* WHAT IS NEEDED *
Extract the listing in its entirety, keeping each line identical to the original.

* SUPPLIED MATERIAL *
-- start --

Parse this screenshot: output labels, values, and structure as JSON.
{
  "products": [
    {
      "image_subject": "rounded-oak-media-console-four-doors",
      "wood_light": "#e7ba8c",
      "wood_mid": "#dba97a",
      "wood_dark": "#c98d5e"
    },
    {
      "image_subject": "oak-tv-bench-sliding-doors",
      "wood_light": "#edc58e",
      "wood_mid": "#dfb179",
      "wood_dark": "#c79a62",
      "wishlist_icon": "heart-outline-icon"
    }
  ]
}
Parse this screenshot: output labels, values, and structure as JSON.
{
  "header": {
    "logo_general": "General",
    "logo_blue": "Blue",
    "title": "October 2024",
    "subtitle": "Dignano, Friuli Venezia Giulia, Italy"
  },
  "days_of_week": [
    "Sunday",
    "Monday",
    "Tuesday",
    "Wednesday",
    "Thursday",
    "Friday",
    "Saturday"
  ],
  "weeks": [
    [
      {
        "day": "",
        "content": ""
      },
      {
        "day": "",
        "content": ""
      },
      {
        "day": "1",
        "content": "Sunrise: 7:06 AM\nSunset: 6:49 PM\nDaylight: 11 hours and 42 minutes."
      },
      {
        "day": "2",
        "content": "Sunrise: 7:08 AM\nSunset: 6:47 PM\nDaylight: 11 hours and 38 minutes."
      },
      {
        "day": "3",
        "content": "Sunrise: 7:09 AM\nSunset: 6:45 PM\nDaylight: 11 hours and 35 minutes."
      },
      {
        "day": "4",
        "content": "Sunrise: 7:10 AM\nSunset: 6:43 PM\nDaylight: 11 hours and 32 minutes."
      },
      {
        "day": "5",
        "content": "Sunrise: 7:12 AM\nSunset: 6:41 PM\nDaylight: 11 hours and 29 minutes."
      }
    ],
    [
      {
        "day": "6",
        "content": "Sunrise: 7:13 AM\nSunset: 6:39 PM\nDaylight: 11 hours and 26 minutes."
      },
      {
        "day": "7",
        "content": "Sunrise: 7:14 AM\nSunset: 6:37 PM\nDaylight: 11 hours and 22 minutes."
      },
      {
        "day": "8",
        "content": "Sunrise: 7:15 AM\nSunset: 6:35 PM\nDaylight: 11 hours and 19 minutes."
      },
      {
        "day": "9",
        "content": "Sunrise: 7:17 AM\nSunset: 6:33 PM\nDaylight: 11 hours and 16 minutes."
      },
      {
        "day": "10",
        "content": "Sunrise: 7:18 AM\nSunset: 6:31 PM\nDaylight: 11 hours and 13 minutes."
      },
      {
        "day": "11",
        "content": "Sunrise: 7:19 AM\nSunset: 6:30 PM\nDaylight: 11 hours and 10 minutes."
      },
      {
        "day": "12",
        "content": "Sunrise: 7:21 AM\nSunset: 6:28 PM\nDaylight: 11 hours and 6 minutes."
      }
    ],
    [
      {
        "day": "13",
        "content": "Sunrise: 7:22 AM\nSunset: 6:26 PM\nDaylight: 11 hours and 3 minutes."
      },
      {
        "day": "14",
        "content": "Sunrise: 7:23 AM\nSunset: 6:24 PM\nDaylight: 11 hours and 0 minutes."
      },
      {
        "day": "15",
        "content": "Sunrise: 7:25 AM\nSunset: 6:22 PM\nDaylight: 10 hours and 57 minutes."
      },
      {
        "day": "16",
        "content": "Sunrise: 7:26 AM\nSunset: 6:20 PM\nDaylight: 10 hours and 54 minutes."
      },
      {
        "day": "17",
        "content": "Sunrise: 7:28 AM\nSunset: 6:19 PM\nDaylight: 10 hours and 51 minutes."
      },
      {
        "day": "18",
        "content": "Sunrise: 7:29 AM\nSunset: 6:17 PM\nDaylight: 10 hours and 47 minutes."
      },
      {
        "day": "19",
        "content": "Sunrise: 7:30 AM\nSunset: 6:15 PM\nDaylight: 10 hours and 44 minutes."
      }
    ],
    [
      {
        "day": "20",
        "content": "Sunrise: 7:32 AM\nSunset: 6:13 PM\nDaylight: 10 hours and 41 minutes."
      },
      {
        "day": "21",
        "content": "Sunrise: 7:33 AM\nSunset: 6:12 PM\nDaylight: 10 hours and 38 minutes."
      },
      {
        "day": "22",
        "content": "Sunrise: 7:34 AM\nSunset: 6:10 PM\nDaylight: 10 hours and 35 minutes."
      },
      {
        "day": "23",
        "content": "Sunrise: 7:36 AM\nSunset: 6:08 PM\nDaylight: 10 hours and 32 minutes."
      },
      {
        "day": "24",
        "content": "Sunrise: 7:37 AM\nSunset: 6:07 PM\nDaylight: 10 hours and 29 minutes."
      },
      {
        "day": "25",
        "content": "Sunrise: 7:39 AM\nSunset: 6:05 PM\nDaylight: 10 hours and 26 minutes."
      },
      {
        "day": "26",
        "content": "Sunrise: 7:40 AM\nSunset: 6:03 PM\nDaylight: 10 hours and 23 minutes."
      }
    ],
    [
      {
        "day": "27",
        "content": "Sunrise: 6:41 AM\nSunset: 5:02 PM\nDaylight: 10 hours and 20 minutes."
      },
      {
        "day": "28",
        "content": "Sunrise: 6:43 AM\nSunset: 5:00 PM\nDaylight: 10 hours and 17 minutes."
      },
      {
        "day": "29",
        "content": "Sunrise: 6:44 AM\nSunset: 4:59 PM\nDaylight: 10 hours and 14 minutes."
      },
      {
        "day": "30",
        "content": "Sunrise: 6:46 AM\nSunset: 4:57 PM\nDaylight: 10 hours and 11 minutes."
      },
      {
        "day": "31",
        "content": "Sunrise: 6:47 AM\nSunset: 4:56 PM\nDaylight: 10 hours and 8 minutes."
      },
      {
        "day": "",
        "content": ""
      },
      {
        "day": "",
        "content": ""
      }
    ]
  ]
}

-- end --

* SOLUTION TO THIS TASK *
Parse this screenshot: output labels, values, and structure as JSON.
{
  "products": [
    {
      "image_subject": "rounded-oak-media-console-four-doors",
      "wood_light": "#e7ba8c",
      "wood_mid": "#dba97a",
      "wood_dark": "#c98d5e"
    },
    {
      "image_subject": "oak-tv-bench-sliding-doors",
      "wood_light": "#edc58e",
      "wood_mid": "#dfb179",
      "wood_dark": "#c79a62",
      "wishlist_icon": "heart-outline-icon"
    }
  ]
}
Parse this screenshot: output labels, values, and structure as JSON.
{
  "header": {
    "logo_general": "General",
    "logo_blue": "Blue",
    "title": "October 2024",
    "subtitle": "Dignano, Friuli Venezia Giulia, Italy"
  },
  "days_of_week": [
    "Sunday",
    "Monday",
    "Tuesday",
    "Wednesday",
    "Thursday",
    "Friday",
    "Saturday"
  ],
  "weeks": [
    [
      {
        "day": "",
        "content": ""
      },
      {
        "day": "",
        "content": ""
      },
      {
        "day": "1",
        "content": "Sunrise: 7:06 AM\nSunset: 6:49 PM\nDaylight: 11 hours and 42 minutes."
      },
      {
        "day": "2",
        "content": "Sunrise: 7:08 AM\nSunset: 6:47 PM\nDaylight: 11 hours and 38 minutes."
      },
      {
        "day": "3",
        "content": "Sunrise: 7:09 AM\nSunset: 6:45 PM\nDaylight: 11 hours and 35 minutes."
      },
      {
        "day": "4",
        "content": "Sunrise: 7:10 AM\nSunset: 6:43 PM\nDaylight: 11 hours and 32 minutes."
      },
      {
        "day": "5",
        "content": "Sunrise: 7:12 AM\nSunset: 6:41 PM\nDaylight: 11 hours and 29 minutes."
      }
    ],
    [
      {
        "day": "6",
        "content": "Sunrise: 7:13 AM\nSunset: 6:39 PM\nDaylight: 11 hours and 26 minutes."
      },
      {
        "day": "7",
        "content": "Sunrise: 7:14 AM\nSunset: 6:37 PM\nDaylight: 11 hours and 22 minutes."
      },
      {
        "day": "8",
        "content": "Sunrise: 7:15 AM\nSunset: 6:35 PM\nDaylight: 11 hours and 19 minutes."
      },
      {
        "day": "9",
        "content": "Sunrise: 7:17 AM\nSunset: 6:33 PM\nDaylight: 11 hours and 16 minutes."
      },
      {
        "day": "10",
        "content": "Sunrise: 7:18 AM\nSunset: 6:31 PM\nDaylight: 11 hours and 13 minutes."
      },
      {
        "day": "11",
        "content": "Sunrise: 7:19 AM\nSunset: 6:30 PM\nDaylight: 11 hours and 10 minutes."
      },
      {
        "day": "12",
        "content": "Sunrise: 7:21 AM\nSunset: 6:28 PM\nDaylight: 11 hours and 6 minutes."
      }
    ],
    [
      {
        "day": "13",
        "content": "Sunrise: 7:22 AM\nSunset: 6:26 PM\nDaylight: 11 hours and 3 minutes."
      },
      {
        "day": "14",
        "content": "Sunrise: 7:23 AM\nSunset: 6:24 PM\nDaylight: 11 hours and 0 minutes."
      },
      {
        "day": "15",
        "content": "Sunrise: 7:25 AM\nSunset: 6:22 PM\nDaylight: 10 hours and 57 minutes."
      },
      {
        "day": "16",
        "content": "Sunrise: 7:26 AM\nSunset: 6:20 PM\nDaylight: 10 hours and 54 minutes."
      },
      {
        "day": "17",
        "content": "Sunrise: 7:28 AM\nSunset: 6:19 PM\nDaylight: 10 hours and 51 minutes."
      },
      {
        "day": "18",
        "content": "Sunrise: 7:29 AM\nSunset: 6:17 PM\nDaylight: 10 hours and 47 minutes."
      },
      {
        "day": "19",
        "content": "Sunrise: 7:30 AM\nSunset: 6:15 PM\nDaylight: 10 hours and 44 minutes."
      }
    ],
    [
      {
        "day": "20",
        "content": "Sunrise: 7:32 AM\nSunset: 6:13 PM\nDaylight: 10 hours and 41 minutes."
      },
      {
        "day": "21",
        "content": "Sunrise: 7:33 AM\nSunset: 6:12 PM\nDaylight: 10 hours and 38 minutes."
      },
      {
        "day": "22",
        "content": "Sunrise: 7:34 AM\nSunset: 6:10 PM\nDaylight: 10 hours and 35 minutes."
      },
      {
        "day": "23",
        "content": "Sunrise: 7:36 AM\nSunset: 6:08 PM\nDaylight: 10 hours and 32 minutes."
      },
      {
        "day": "24",
        "content": "Sunrise: 7:37 AM\nSunset: 6:07 PM\nDaylight: 10 hours and 29 minutes."
      },
      {
        "day": "25",
        "content": "Sunrise: 7:39 AM\nSunset: 6:05 PM\nDaylight: 10 hours and 26 minutes."
      },
      {
        "day": "26",
        "content": "Sunrise: 7:40 AM\nSunset: 6:03 PM\nDaylight: 10 hours and 23 minutes."
      }
    ],
    [
      {
        "day": "27",
        "content": "Sunrise: 6:41 AM\nSunset: 5:02 PM\nDaylight: 10 hours and 20 minutes."
      },
      {
        "day": "28",
        "content": "Sunrise: 6:43 AM\nSunset: 5:00 PM\nDaylight: 10 hours and 17 minutes."
      },
      {
        "day": "29",
        "content": "Sunrise: 6:44 AM\nSunset: 4:59 PM\nDaylight: 10 hours and 14 minutes."
      },
      {
        "day": "30",
        "content": "Sunrise: 6:46 AM\nSunset: 4:57 PM\nDaylight: 10 hours and 11 minutes."
      },
      {
        "day": "31",
        "content": "Sunrise: 6:47 AM\nSunset: 4:56 PM\nDaylight: 10 hours and 8 minutes."
      },
      {
        "day": "",
        "content": ""
      },
      {
        "day": "",
        "content": ""
      }
    ]
  ]
}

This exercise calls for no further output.